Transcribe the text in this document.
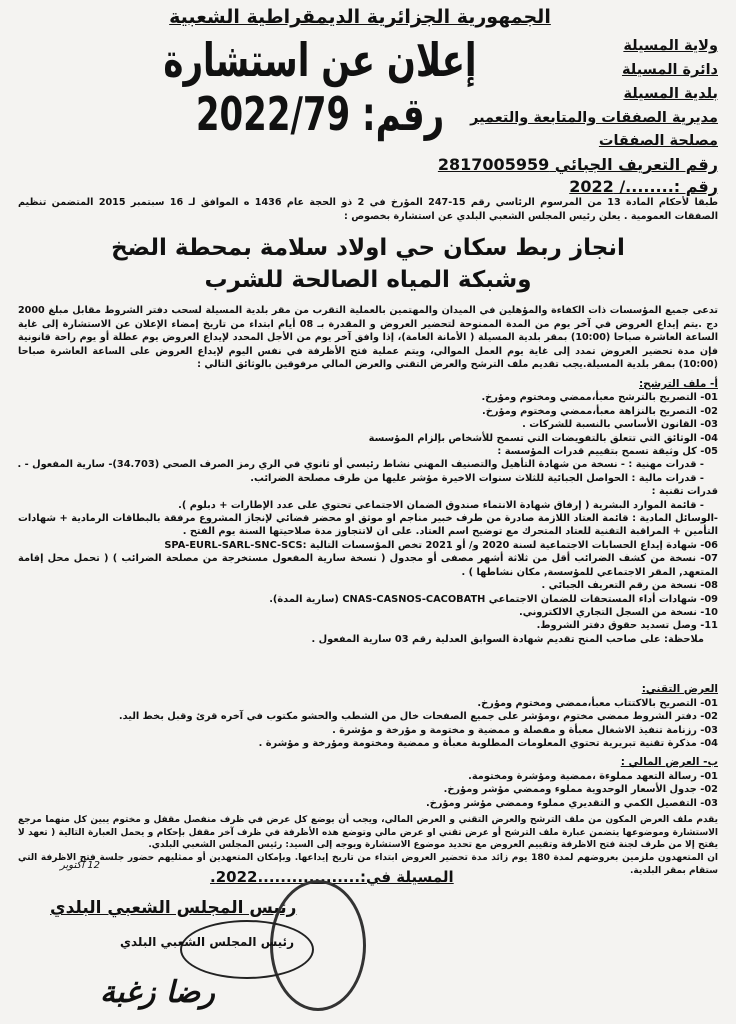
الجمهورية الجزائرية الديمقراطية الشعبية
إعلان عن استشارة رقم: 2022/79
ولاية المسيلة
دائرة المسيلة
بلدية المسيلة
مديرية الصفقات والمتابعة والتعمير
مصلحة الصفقات
رقم التعريف الجبائي 2817005959
رقم :......../ 2022
طبقا لأحكام المادة 13 من المرسوم الرئاسي رقم 15-247 المؤرخ في 2 ذو الحجة عام 1436 ه الموافق لـ 16 سبتمبر 2015 المتضمن تنظيم الصفقات العمومية . يعلن رئيس المجلس الشعبي البلدي عن استشارة بخصوص :
انجاز ربط سكان حي اولاد سلامة بمحطة الضخ
وشبكة المياه الصالحة للشرب
تدعى جميع المؤسسات ذات الكفاءة والمؤهلين في الميدان والمهتمين بالعملية التقرب من مقر بلدية المسيلة لسحب دفتر الشروط مقابل مبلغ 2000 دج .يتم إيداع العروض في آخر يوم من المدة الممنوحة لتحضير العروض و المقدرة بـ 08 أيام ابتداء من تاريخ إمضاء الإعلان عن الاستشارة إلى غاية الساعة العاشرة صباحا (10:00) بمقر بلدية المسيلة ( الأمانة العامة)، إذا وافق آخر يوم من الأجل المحدد لإيداع العروض يوم عطلة أو يوم راحة قانونية فإن مدة تحضير العروض تمدد إلى غاية يوم العمل الموالي، ويتم عملية فتح الأظرفة في نفس اليوم لإيداع العروض على الساعة العاشرة صباحا (10:00) بمقر بلدية المسيلة.يجب تقديم ملف الترشح والعرض التقني والعرض المالي مرفوقين بالوثائق التالي :
أ- ملف الترشح:
01- التصريح بالترشح معبأ،ممضي ومختوم ومؤرخ.
02- التصريح بالنزاهة معبأ،ممضي ومختوم ومؤرخ.
03- القانون الأساسي بالنسبة للشركات .
04- الوثائق التي تتعلق بالتفويضات التي تسمح للأشخاص بإلزام المؤسسة
05- كل وثيقة تسمح بتقييم قدرات المؤسسة :
- قدرات مهنية : - نسخة من شهادة التأهيل والتصنيف المهني نشاط رئيسي أو ثانوي في الري رمز الصرف الصحي (34.703)- سارية المفعول - .
- قدرات مالية : الحواصل الجبائية للثلاث سنوات الاخيرة مؤشر عليها من طرف مصلحة الضرائب.
قدرات تقنية :
- قائمة الموارد البشرية ( إرفاق شهادة الانتماء صندوق الضمان الاجتماعي تحتوي على عدد الإطارات + دبلوم ).
-الوسائل المادية : قائمة العتاد اللازمة صادرة من طرف خبير مناجم او موثق او محضر قضائي لإنجاز المشروع مرفقة بالبطاقات الرمادية + شهادات التأمين + المراقبة التقنية للعتاد المتحرك مع توضيح اسم العتاد. على ان لاتتجاوز مدة صلاحيتها السنة يوم الفتح .
06- شهادة إيداع الحسابات الاجتماعية لسنة 2020 و/ أو 2021 تخص المؤسسات التالية :SPA-EURL-SARL-SNC-SCS
07- نسخة من كشف الضرائب أقل من ثلاثة أشهر مصفى أو مجدول ( نسخة سارية المفعول مستخرجة من مصلحة الضرائب ) ( تحمل محل إقامة المتعهد, المقر الاجتماعي للمؤسسة, مكان نشاطها ) .
08- نسخة من رقم التعريف الجبائي .
09- شهادات أداء المستحقات للضمان الاجتماعي CNAS-CASNOS-CACOBATH (سارية المدة).
10- نسخة من السجل التجاري الالكتروني.
11- وصل تسديد حقوق دفتر الشروط.
ملاحظة: على صاحب المنح تقديم شهادة السوابق العدلية رقم 03 سارية المفعول .
العرض التقني:
01- التصريح بالاكتتاب معبأ،ممضي ومختوم ومؤرخ.
02- دفتر الشروط ممضي مختوم ،ومؤشر على جميع الصفحات خال من الشطب والحشو مكتوب في آخره قرئ وقبل بخط اليد.
03- رزنامة تنفيذ الاشغال معبأة و مفصلة و ممضية و مختومة و مؤرخة و مؤشرة .
04- مذكرة تقنية تبريرية تحتوي المعلومات المطلوبة معبأة و ممضية ومختومة ومؤرخة و مؤشرة .
ب- العرض المالي :
01- رسالة التعهد مملوءة ،ممضية ومؤشرة ومختومة.
02- جدول الأسعار الوحدوية مملوء وممضي مؤشر ومؤرخ.
03- التفصيل الكمي و التقديري مملوء وممضي مؤشر ومؤرخ.
يقدم ملف العرض المكون من ملف الترشح والعرض التقني و العرض المالي، ويجب أن يوضع كل عرض في ظرف منفصل مقفل و مختوم يبين كل منهما مرجع الاستشارة وموضوعها يتضمن عبارة ملف الترشح أو عرض تقني او عرض مالي وتوضع هذه الأظرفة في ظرف آخر مقفل بإحكام و يحمل العبارة التالية ( تعهد لا يفتح إلا من طرف لجنة فتح الاظرفة وتقييم العروض مع تحديد موضوع الاستشارة ويوجه إلى السيد: رئيس المجلس الشعبي البلدي.
ان المتعهدون ملزمين بعروضهم لمدة 180 يوم زائد مدة تحضير العروض ابتداء من تاريخ إيداعها. وبإمكان المتعهدين أو ممثليهم حضور جلسة فتح الاظرفة التي ستقام بمقر البلدية.
المسيلة في:..................2022.
12 أكتوبر
رئيس المجلس الشعبي البلدي
رئيس المجلس الشعبي البلدي
رضا زغبة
───
Task prompt: Every record above should be transcribed exactly; the pictures stay out of the copy.

Solution to this problem:
Transcribe the text in this document.
الجمهورية الجزائرية الديمقراطية الشعبية
إعلان عن استشارة رقم: 2022/79
ولاية المسيلة
دائرة المسيلة
بلدية المسيلة
مديرية الصفقات والمتابعة والتعمير
مصلحة الصفقات
رقم التعريف الجبائي 2817005959
رقم :......../ 2022
طبقا لأحكام المادة 13 من المرسوم الرئاسي رقم 15-247 المؤرخ في 2 ذو الحجة عام 1436 ه الموافق لـ 16 سبتمبر 2015 المتضمن تنظيم الصفقات العمومية . يعلن رئيس المجلس الشعبي البلدي عن استشارة بخصوص :
انجاز ربط سكان حي اولاد سلامة بمحطة الضخ
وشبكة المياه الصالحة للشرب
تدعى جميع المؤسسات ذات الكفاءة والمؤهلين في الميدان والمهتمين بالعملية التقرب من مقر بلدية المسيلة لسحب دفتر الشروط مقابل مبلغ 2000 دج .يتم إيداع العروض في آخر يوم من المدة الممنوحة لتحضير العروض و المقدرة بـ 08 أيام ابتداء من تاريخ إمضاء الإعلان عن الاستشارة إلى غاية الساعة العاشرة صباحا (10:00) بمقر بلدية المسيلة ( الأمانة العامة)، إذا وافق آخر يوم من الأجل المحدد لإيداع العروض يوم عطلة أو يوم راحة قانونية فإن مدة تحضير العروض تمدد إلى غاية يوم العمل الموالي، ويتم عملية فتح الأظرفة في نفس اليوم لإيداع العروض على الساعة العاشرة صباحا (10:00) بمقر بلدية المسيلة.يجب تقديم ملف الترشح والعرض التقني والعرض المالي مرفوقين بالوثائق التالي :
أ- ملف الترشح:
01- التصريح بالترشح معبأ،ممضي ومختوم ومؤرخ.
02- التصريح بالنزاهة معبأ،ممضي ومختوم ومؤرخ.
03- القانون الأساسي بالنسبة للشركات .
04- الوثائق التي تتعلق بالتفويضات التي تسمح للأشخاص بإلزام المؤسسة
05- كل وثيقة تسمح بتقييم قدرات المؤسسة :
- قدرات مهنية : - نسخة من شهادة التأهيل والتصنيف المهني نشاط رئيسي أو ثانوي في الري رمز الصرف الصحي (34.703)- سارية المفعول - .
- قدرات مالية : الحواصل الجبائية للثلاث سنوات الاخيرة مؤشر عليها من طرف مصلحة الضرائب.
قدرات تقنية :
- قائمة الموارد البشرية ( إرفاق شهادة الانتماء صندوق الضمان الاجتماعي تحتوي على عدد الإطارات + دبلوم ).
-الوسائل المادية : قائمة العتاد اللازمة صادرة من طرف خبير مناجم او موثق او محضر قضائي لإنجاز المشروع مرفقة بالبطاقات الرمادية + شهادات التأمين + المراقبة التقنية للعتاد المتحرك مع توضيح اسم العتاد. على ان لاتتجاوز مدة صلاحيتها السنة يوم الفتح .
06- شهادة إيداع الحسابات الاجتماعية لسنة 2020 و/ أو 2021 تخص المؤسسات التالية :SPA-EURL-SARL-SNC-SCS
07- نسخة من كشف الضرائب أقل من ثلاثة أشهر مصفى أو مجدول ( نسخة سارية المفعول مستخرجة من مصلحة الضرائب ) ( تحمل محل إقامة المتعهد, المقر الاجتماعي للمؤسسة, مكان نشاطها ) .
08- نسخة من رقم التعريف الجبائي .
09- شهادات أداء المستحقات للضمان الاجتماعي CNAS-CASNOS-CACOBATH (سارية المدة).
10- نسخة من السجل التجاري الالكتروني.
11- وصل تسديد حقوق دفتر الشروط.
ملاحظة: على صاحب المنح تقديم شهادة السوابق العدلية رقم 03 سارية المفعول .
العرض التقني:
01- التصريح بالاكتتاب معبأ،ممضي ومختوم ومؤرخ.
02- دفتر الشروط ممضي مختوم ،ومؤشر على جميع الصفحات خال من الشطب والحشو مكتوب في آخره قرئ وقبل بخط اليد.
03- رزنامة تنفيذ الاشغال معبأة و مفصلة و ممضية و مختومة و مؤرخة و مؤشرة .
04- مذكرة تقنية تبريرية تحتوي المعلومات المطلوبة معبأة و ممضية ومختومة ومؤرخة و مؤشرة .
ب- العرض المالي :
01- رسالة التعهد مملوءة ،ممضية ومؤشرة ومختومة.
02- جدول الأسعار الوحدوية مملوء وممضي مؤشر ومؤرخ.
03- التفصيل الكمي و التقديري مملوء وممضي مؤشر ومؤرخ.
يقدم ملف العرض المكون من ملف الترشح والعرض التقني و العرض المالي، ويجب أن يوضع كل عرض في ظرف منفصل مقفل و مختوم يبين كل منهما مرجع الاستشارة وموضوعها يتضمن عبارة ملف الترشح أو عرض تقني او عرض مالي وتوضع هذه الأظرفة في ظرف آخر مقفل بإحكام و يحمل العبارة التالية ( تعهد لا يفتح إلا من طرف لجنة فتح الاظرفة وتقييم العروض مع تحديد موضوع الاستشارة ويوجه إلى السيد: رئيس المجلس الشعبي البلدي.
ان المتعهدون ملزمين بعروضهم لمدة 180 يوم زائد مدة تحضير العروض ابتداء من تاريخ إيداعها. وبإمكان المتعهدين أو ممثليهم حضور جلسة فتح الاظرفة التي ستقام بمقر البلدية.
المسيلة في:..................2022.
12 أكتوبر
رئيس المجلس الشعبي البلدي
رئيس المجلس الشعبي البلدي
رضا زغبة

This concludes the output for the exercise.